=== Work required ===
Only the pictures are to be left out; set down the rest of the records exactly.

[Extracted data entries]
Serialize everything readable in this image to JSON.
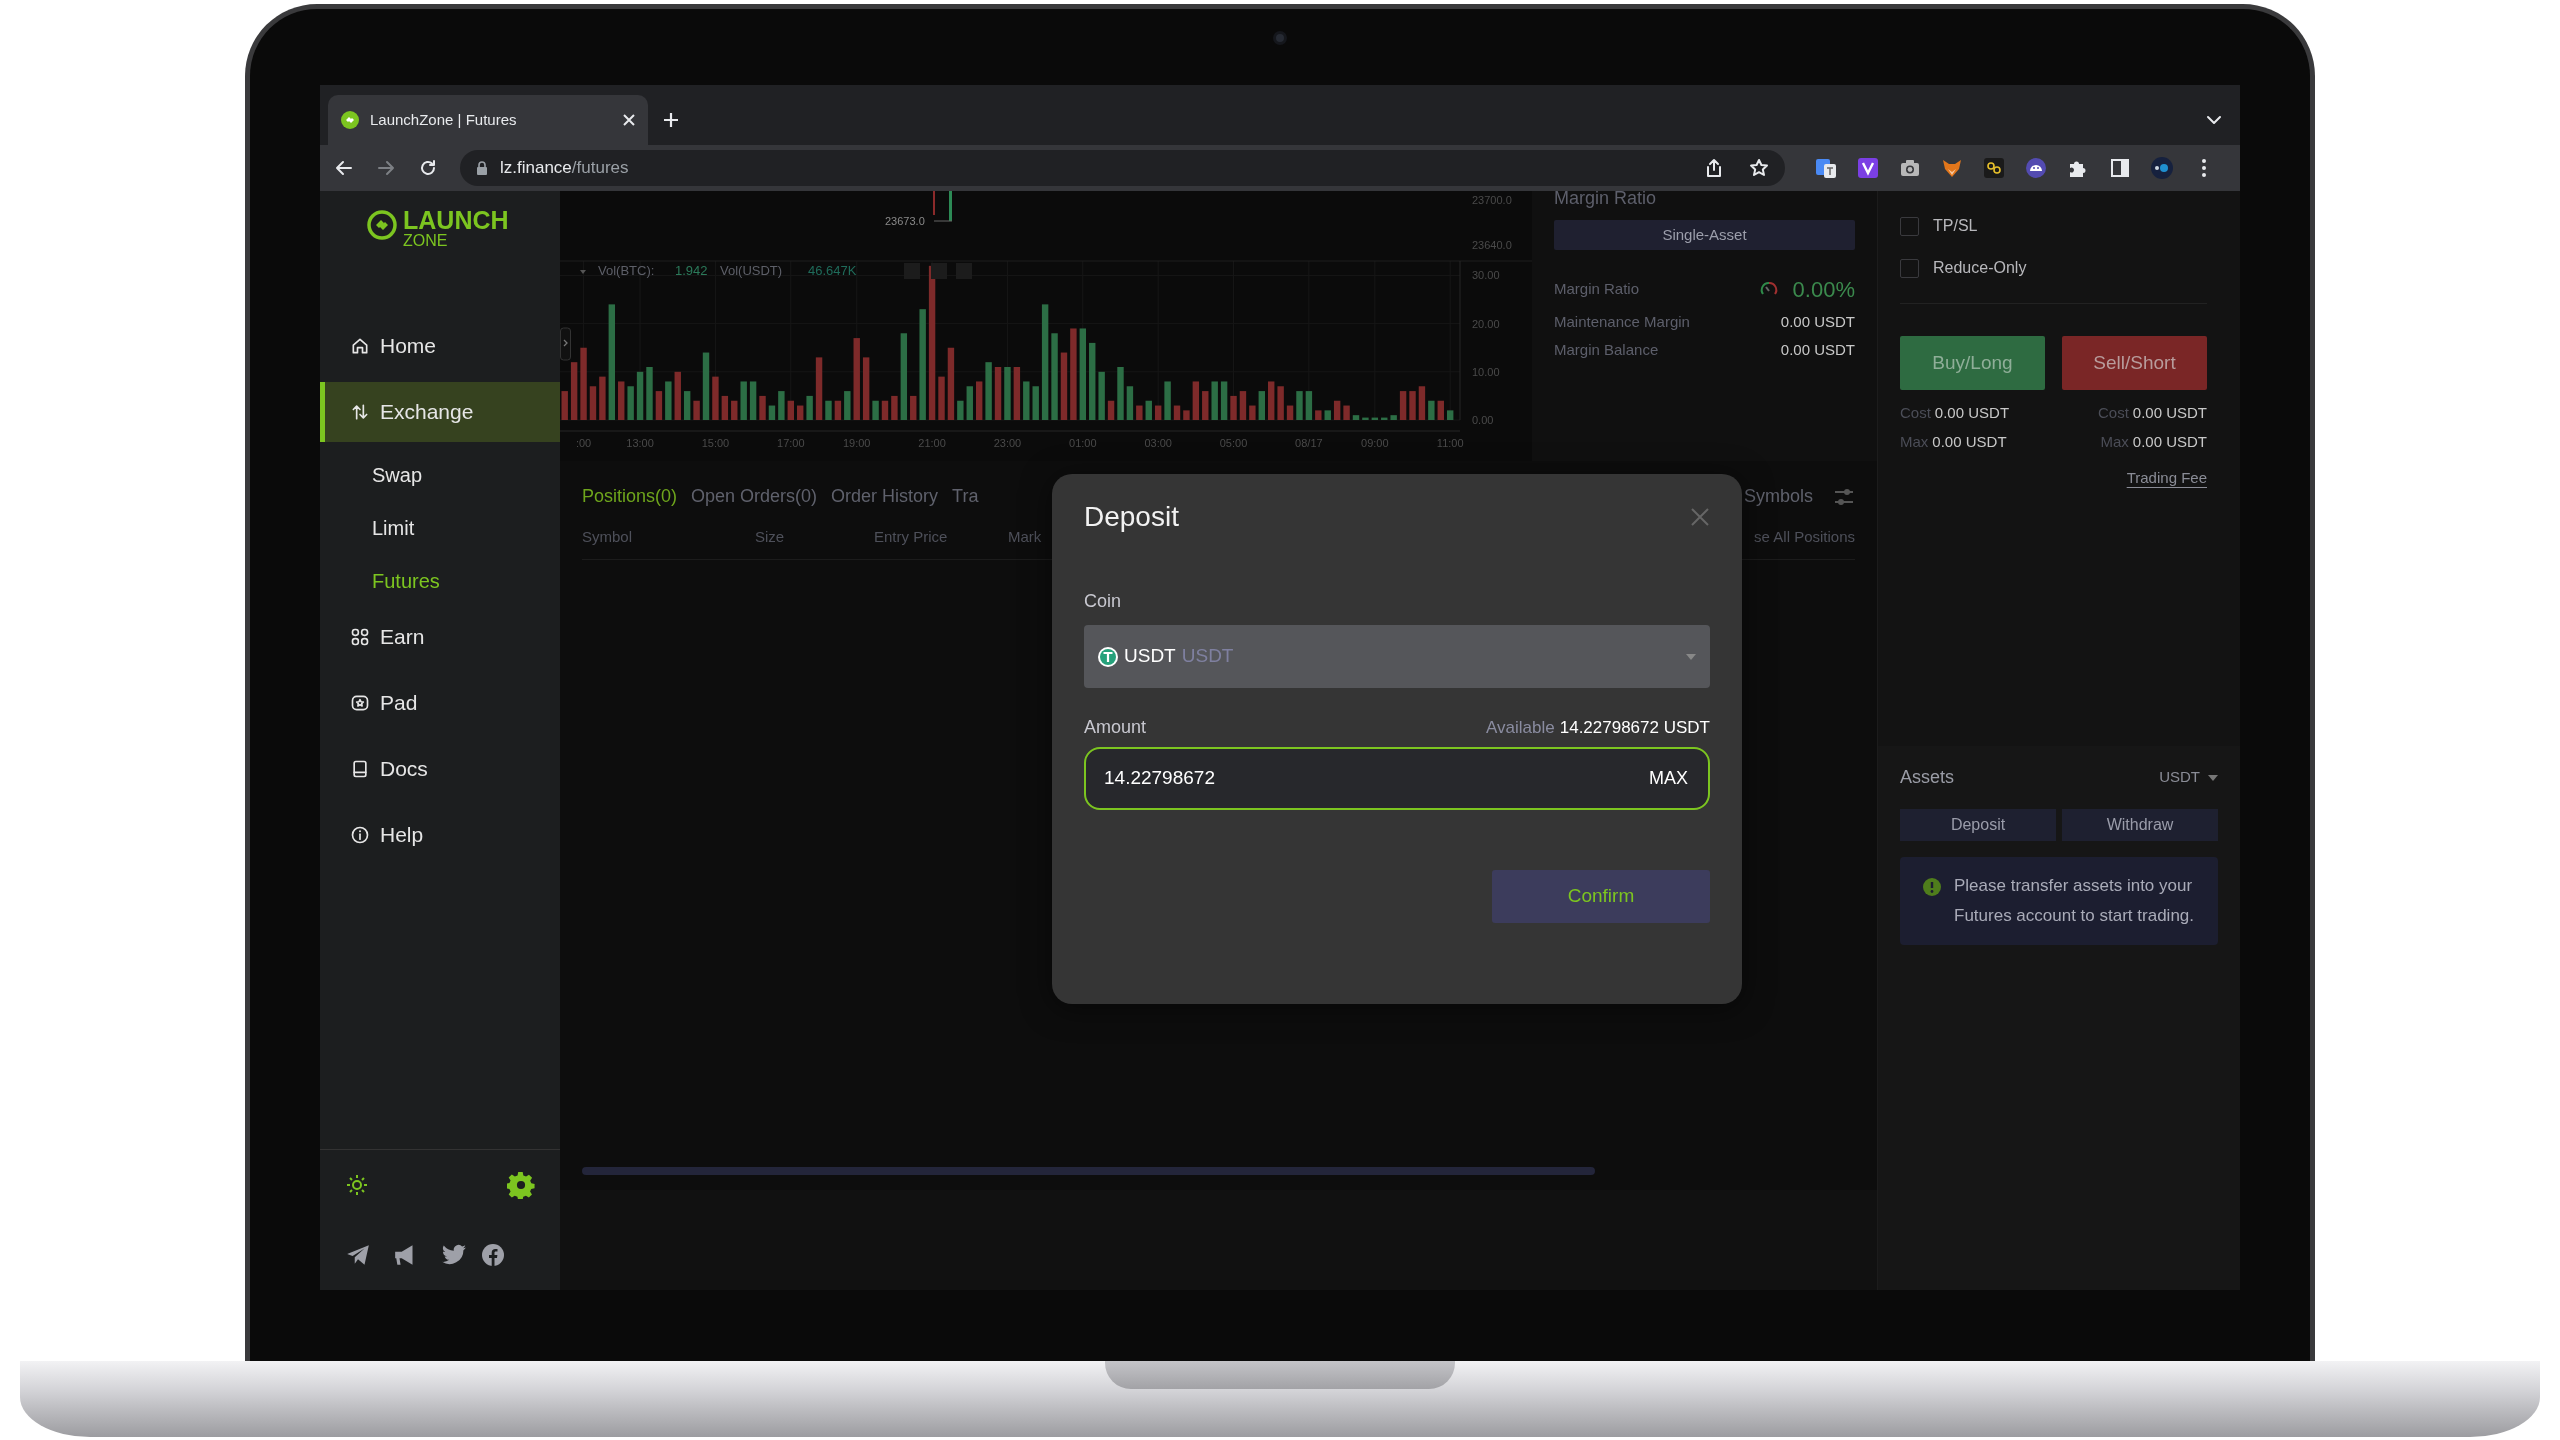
{
  "browser": {
    "tab_title": "LaunchZone | Futures",
    "url_host": "lz.finance",
    "url_path": "/futures"
  },
  "brand": {
    "name_top": "LAUNCH",
    "name_bottom": "ZONE"
  },
  "sidebar": {
    "items": [
      {
        "label": "Home",
        "kind": "home",
        "selected": false
      },
      {
        "label": "Exchange",
        "kind": "exchange",
        "selected": true,
        "children": [
          {
            "label": "Swap",
            "selected": false
          },
          {
            "label": "Limit",
            "selected": false
          },
          {
            "label": "Futures",
            "selected": true
          }
        ]
      },
      {
        "label": "Earn",
        "kind": "earn",
        "selected": false
      },
      {
        "label": "Pad",
        "kind": "pad",
        "selected": false
      },
      {
        "label": "Docs",
        "kind": "docs",
        "selected": false
      },
      {
        "label": "Help",
        "kind": "help",
        "selected": false
      }
    ]
  },
  "chart": {
    "price_ticks": [
      "23700.0",
      "23640.0"
    ],
    "last_price": "23673.0",
    "legend": [
      {
        "label": "Vol(BTC):",
        "value": "1.942"
      },
      {
        "label": "Vol(USDT)",
        "value": "46.647K"
      }
    ],
    "chart_data": {
      "type": "bar",
      "stacked": true,
      "grid": true,
      "categories": [
        null,
        null,
        ":00",
        null,
        null,
        null,
        null,
        null,
        "13:00",
        null,
        null,
        null,
        null,
        null,
        null,
        null,
        "15:00",
        null,
        null,
        null,
        null,
        null,
        null,
        null,
        "17:00",
        null,
        null,
        null,
        null,
        null,
        null,
        "19:00",
        null,
        null,
        null,
        null,
        null,
        null,
        null,
        "21:00",
        null,
        null,
        null,
        null,
        null,
        null,
        null,
        "23:00",
        null,
        null,
        null,
        null,
        null,
        null,
        null,
        "01:00",
        null,
        null,
        null,
        null,
        null,
        null,
        null,
        "03:00",
        null,
        null,
        null,
        null,
        null,
        null,
        null,
        "05:00",
        null,
        null,
        null,
        null,
        null,
        null,
        null,
        "08/17",
        null,
        null,
        null,
        null,
        null,
        null,
        "09:00",
        null,
        null,
        null,
        null,
        null,
        null,
        null,
        "11:00"
      ],
      "series": [
        {
          "color": "#2c6e45",
          "values": [
            null,
            null,
            null,
            null,
            null,
            24,
            null,
            7,
            10,
            11,
            null,
            8,
            null,
            6,
            null,
            14,
            null,
            null,
            null,
            8,
            8,
            null,
            3,
            6,
            null,
            null,
            5,
            null,
            4,
            null,
            6,
            null,
            null,
            4,
            null,
            null,
            18,
            null,
            23,
            null,
            null,
            null,
            4,
            7,
            null,
            12,
            null,
            11,
            null,
            8,
            7,
            24,
            18,
            null,
            null,
            19,
            16,
            10,
            null,
            11,
            7,
            null,
            4,
            null,
            8,
            null,
            null,
            null,
            null,
            8,
            8,
            null,
            null,
            null,
            6,
            null,
            null,
            null,
            6,
            6,
            null,
            2,
            null,
            null,
            1,
            0.5,
            0.5,
            0.5,
            1,
            null,
            null,
            null,
            4,
            null,
            2
          ]
        },
        {
          "color": "#7e2a2a",
          "values": [
            6,
            12,
            15,
            7,
            9,
            null,
            8,
            null,
            null,
            null,
            6,
            null,
            10,
            null,
            4,
            null,
            9,
            5,
            4,
            null,
            null,
            5,
            null,
            null,
            4,
            3,
            null,
            13,
            null,
            4,
            null,
            17,
            13,
            null,
            4,
            5,
            null,
            5,
            null,
            32,
            9,
            15,
            null,
            null,
            8,
            null,
            11,
            null,
            11,
            null,
            null,
            null,
            null,
            14,
            19,
            null,
            null,
            null,
            4,
            null,
            null,
            3,
            null,
            3,
            null,
            3,
            2,
            8,
            6,
            null,
            null,
            5,
            6,
            3,
            null,
            8,
            7,
            3,
            null,
            null,
            2,
            null,
            4,
            3,
            null,
            null,
            null,
            null,
            null,
            6,
            6,
            7,
            null,
            4,
            null
          ]
        }
      ],
      "ylim": [
        0,
        33
      ],
      "yticks": [
        {
          "value": 0,
          "label": "0.00"
        },
        {
          "value": 10,
          "label": "10.00"
        },
        {
          "value": 20,
          "label": "20.00"
        },
        {
          "value": 30,
          "label": "30.00"
        }
      ]
    }
  },
  "margin": {
    "title": "Margin Ratio",
    "mode_button": "Single-Asset",
    "rows": [
      {
        "label": "Margin Ratio",
        "value": "0.00%",
        "kind": "gauge"
      },
      {
        "label": "Maintenance Margin",
        "value": "0.00 USDT",
        "kind": "plain"
      },
      {
        "label": "Margin Balance",
        "value": "0.00 USDT",
        "kind": "plain"
      }
    ]
  },
  "positions": {
    "tabs": [
      {
        "label": "Positions(0)",
        "selected": true
      },
      {
        "label": "Open Orders(0)",
        "selected": false
      },
      {
        "label": "Order History",
        "selected": false
      },
      {
        "label": "Tra",
        "selected": false
      }
    ],
    "filter_label": "Symbols",
    "columns": [
      "Symbol",
      "Size",
      "Entry Price",
      "Mark"
    ],
    "close_all": "se All Positions"
  },
  "order": {
    "options": [
      {
        "label": "TP/SL",
        "checked": false
      },
      {
        "label": "Reduce-Only",
        "checked": false
      }
    ],
    "sides": [
      {
        "kind": "buy",
        "label": "Buy/Long",
        "cost_label": "Cost",
        "cost": "0.00 USDT",
        "max_label": "Max",
        "max": "0.00 USDT"
      },
      {
        "kind": "sell",
        "label": "Sell/Short",
        "cost_label": "Cost",
        "cost": "0.00 USDT",
        "max_label": "Max",
        "max": "0.00 USDT"
      }
    ],
    "fee_link": "Trading Fee"
  },
  "assets": {
    "title": "Assets",
    "currency": "USDT",
    "buttons": [
      "Deposit",
      "Withdraw"
    ],
    "notice": "Please transfer assets into your Futures account to start trading."
  },
  "modal": {
    "title": "Deposit",
    "coin_label": "Coin",
    "coin": {
      "symbol": "USDT",
      "name": "USDT"
    },
    "amount_label": "Amount",
    "available_label": "Available",
    "available": "14.22798672 USDT",
    "amount": "14.22798672",
    "max_button": "MAX",
    "confirm": "Confirm"
  }
}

=== Final result ===
Serialize everything readable in this image to JSON.
{
  "browser": {
    "tab_title": "LaunchZone | Futures",
    "url_host": "lz.finance",
    "url_path": "/futures"
  },
  "brand": {
    "name_top": "LAUNCH",
    "name_bottom": "ZONE"
  },
  "sidebar": {
    "items": [
      {
        "label": "Home",
        "kind": "home",
        "selected": false
      },
      {
        "label": "Exchange",
        "kind": "exchange",
        "selected": true,
        "children": [
          {
            "label": "Swap",
            "selected": false
          },
          {
            "label": "Limit",
            "selected": false
          },
          {
            "label": "Futures",
            "selected": true
          }
        ]
      },
      {
        "label": "Earn",
        "kind": "earn",
        "selected": false
      },
      {
        "label": "Pad",
        "kind": "pad",
        "selected": false
      },
      {
        "label": "Docs",
        "kind": "docs",
        "selected": false
      },
      {
        "label": "Help",
        "kind": "help",
        "selected": false
      }
    ]
  },
  "chart": {
    "price_ticks": [
      "23700.0",
      "23640.0"
    ],
    "last_price": "23673.0",
    "legend": [
      {
        "label": "Vol(BTC):",
        "value": "1.942"
      },
      {
        "label": "Vol(USDT)",
        "value": "46.647K"
      }
    ],
    "chart_data": {
      "type": "bar",
      "stacked": true,
      "grid": true,
      "categories": [
        null,
        null,
        ":00",
        null,
        null,
        null,
        null,
        null,
        "13:00",
        null,
        null,
        null,
        null,
        null,
        null,
        null,
        "15:00",
        null,
        null,
        null,
        null,
        null,
        null,
        null,
        "17:00",
        null,
        null,
        null,
        null,
        null,
        null,
        "19:00",
        null,
        null,
        null,
        null,
        null,
        null,
        null,
        "21:00",
        null,
        null,
        null,
        null,
        null,
        null,
        null,
        "23:00",
        null,
        null,
        null,
        null,
        null,
        null,
        null,
        "01:00",
        null,
        null,
        null,
        null,
        null,
        null,
        null,
        "03:00",
        null,
        null,
        null,
        null,
        null,
        null,
        null,
        "05:00",
        null,
        null,
        null,
        null,
        null,
        null,
        null,
        "08/17",
        null,
        null,
        null,
        null,
        null,
        null,
        "09:00",
        null,
        null,
        null,
        null,
        null,
        null,
        null,
        "11:00"
      ],
      "series": [
        {
          "color": "#2c6e45",
          "values": [
            null,
            null,
            null,
            null,
            null,
            24,
            null,
            7,
            10,
            11,
            null,
            8,
            null,
            6,
            null,
            14,
            null,
            null,
            null,
            8,
            8,
            null,
            3,
            6,
            null,
            null,
            5,
            null,
            4,
            null,
            6,
            null,
            null,
            4,
            null,
            null,
            18,
            null,
            23,
            null,
            null,
            null,
            4,
            7,
            null,
            12,
            null,
            11,
            null,
            8,
            7,
            24,
            18,
            null,
            null,
            19,
            16,
            10,
            null,
            11,
            7,
            null,
            4,
            null,
            8,
            null,
            null,
            null,
            null,
            8,
            8,
            null,
            null,
            null,
            6,
            null,
            null,
            null,
            6,
            6,
            null,
            2,
            null,
            null,
            1,
            0.5,
            0.5,
            0.5,
            1,
            null,
            null,
            null,
            4,
            null,
            2
          ]
        },
        {
          "color": "#7e2a2a",
          "values": [
            6,
            12,
            15,
            7,
            9,
            null,
            8,
            null,
            null,
            null,
            6,
            null,
            10,
            null,
            4,
            null,
            9,
            5,
            4,
            null,
            null,
            5,
            null,
            null,
            4,
            3,
            null,
            13,
            null,
            4,
            null,
            17,
            13,
            null,
            4,
            5,
            null,
            5,
            null,
            32,
            9,
            15,
            null,
            null,
            8,
            null,
            11,
            null,
            11,
            null,
            null,
            null,
            null,
            14,
            19,
            null,
            null,
            null,
            4,
            null,
            null,
            3,
            null,
            3,
            null,
            3,
            2,
            8,
            6,
            null,
            null,
            5,
            6,
            3,
            null,
            8,
            7,
            3,
            null,
            null,
            2,
            null,
            4,
            3,
            null,
            null,
            null,
            null,
            null,
            6,
            6,
            7,
            null,
            4,
            null
          ]
        }
      ],
      "ylim": [
        0,
        33
      ],
      "yticks": [
        {
          "value": 0,
          "label": "0.00"
        },
        {
          "value": 10,
          "label": "10.00"
        },
        {
          "value": 20,
          "label": "20.00"
        },
        {
          "value": 30,
          "label": "30.00"
        }
      ]
    }
  },
  "margin": {
    "title": "Margin Ratio",
    "mode_button": "Single-Asset",
    "rows": [
      {
        "label": "Margin Ratio",
        "value": "0.00%",
        "kind": "gauge"
      },
      {
        "label": "Maintenance Margin",
        "value": "0.00 USDT",
        "kind": "plain"
      },
      {
        "label": "Margin Balance",
        "value": "0.00 USDT",
        "kind": "plain"
      }
    ]
  },
  "positions": {
    "tabs": [
      {
        "label": "Positions(0)",
        "selected": true
      },
      {
        "label": "Open Orders(0)",
        "selected": false
      },
      {
        "label": "Order History",
        "selected": false
      },
      {
        "label": "Tra",
        "selected": false
      }
    ],
    "filter_label": "Symbols",
    "columns": [
      "Symbol",
      "Size",
      "Entry Price",
      "Mark"
    ],
    "close_all": "se All Positions"
  },
  "order": {
    "options": [
      {
        "label": "TP/SL",
        "checked": false
      },
      {
        "label": "Reduce-Only",
        "checked": false
      }
    ],
    "sides": [
      {
        "kind": "buy",
        "label": "Buy/Long",
        "cost_label": "Cost",
        "cost": "0.00 USDT",
        "max_label": "Max",
        "max": "0.00 USDT"
      },
      {
        "kind": "sell",
        "label": "Sell/Short",
        "cost_label": "Cost",
        "cost": "0.00 USDT",
        "max_label": "Max",
        "max": "0.00 USDT"
      }
    ],
    "fee_link": "Trading Fee"
  },
  "assets": {
    "title": "Assets",
    "currency": "USDT",
    "buttons": [
      "Deposit",
      "Withdraw"
    ],
    "notice": "Please transfer assets into your Futures account to start trading."
  },
  "modal": {
    "title": "Deposit",
    "coin_label": "Coin",
    "coin": {
      "symbol": "USDT",
      "name": "USDT"
    },
    "amount_label": "Amount",
    "available_label": "Available",
    "available": "14.22798672 USDT",
    "amount": "14.22798672",
    "max_button": "MAX",
    "confirm": "Confirm"
  }
}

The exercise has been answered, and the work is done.